**PROBLEM TO SOLVE:**
Among the entries below, find the lines with "https" and copy them.

Records from a data collection:
———
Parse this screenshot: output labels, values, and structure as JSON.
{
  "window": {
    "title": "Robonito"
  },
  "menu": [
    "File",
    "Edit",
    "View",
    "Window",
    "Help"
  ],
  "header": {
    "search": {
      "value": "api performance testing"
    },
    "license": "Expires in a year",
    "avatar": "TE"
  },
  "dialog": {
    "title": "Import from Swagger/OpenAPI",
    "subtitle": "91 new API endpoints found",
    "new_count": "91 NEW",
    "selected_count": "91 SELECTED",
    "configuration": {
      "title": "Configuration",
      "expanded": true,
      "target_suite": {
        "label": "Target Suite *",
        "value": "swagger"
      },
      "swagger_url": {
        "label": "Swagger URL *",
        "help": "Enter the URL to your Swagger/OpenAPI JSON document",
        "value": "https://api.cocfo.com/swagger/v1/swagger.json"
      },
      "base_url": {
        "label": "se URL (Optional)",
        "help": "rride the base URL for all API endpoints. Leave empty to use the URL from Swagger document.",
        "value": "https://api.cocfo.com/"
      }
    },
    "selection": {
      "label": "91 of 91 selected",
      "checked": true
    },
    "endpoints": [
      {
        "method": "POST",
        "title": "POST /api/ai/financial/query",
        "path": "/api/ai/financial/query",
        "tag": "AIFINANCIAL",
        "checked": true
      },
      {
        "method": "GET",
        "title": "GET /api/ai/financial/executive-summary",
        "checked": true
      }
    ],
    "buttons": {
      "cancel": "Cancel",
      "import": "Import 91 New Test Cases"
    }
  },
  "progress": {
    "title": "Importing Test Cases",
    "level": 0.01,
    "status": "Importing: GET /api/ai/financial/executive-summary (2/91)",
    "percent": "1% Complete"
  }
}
———
**RIGHT ANSWER:**
        "value": "https://api.cocfo.com/swagger/v1/swagger.json"
        "value": "https://api.cocfo.com/"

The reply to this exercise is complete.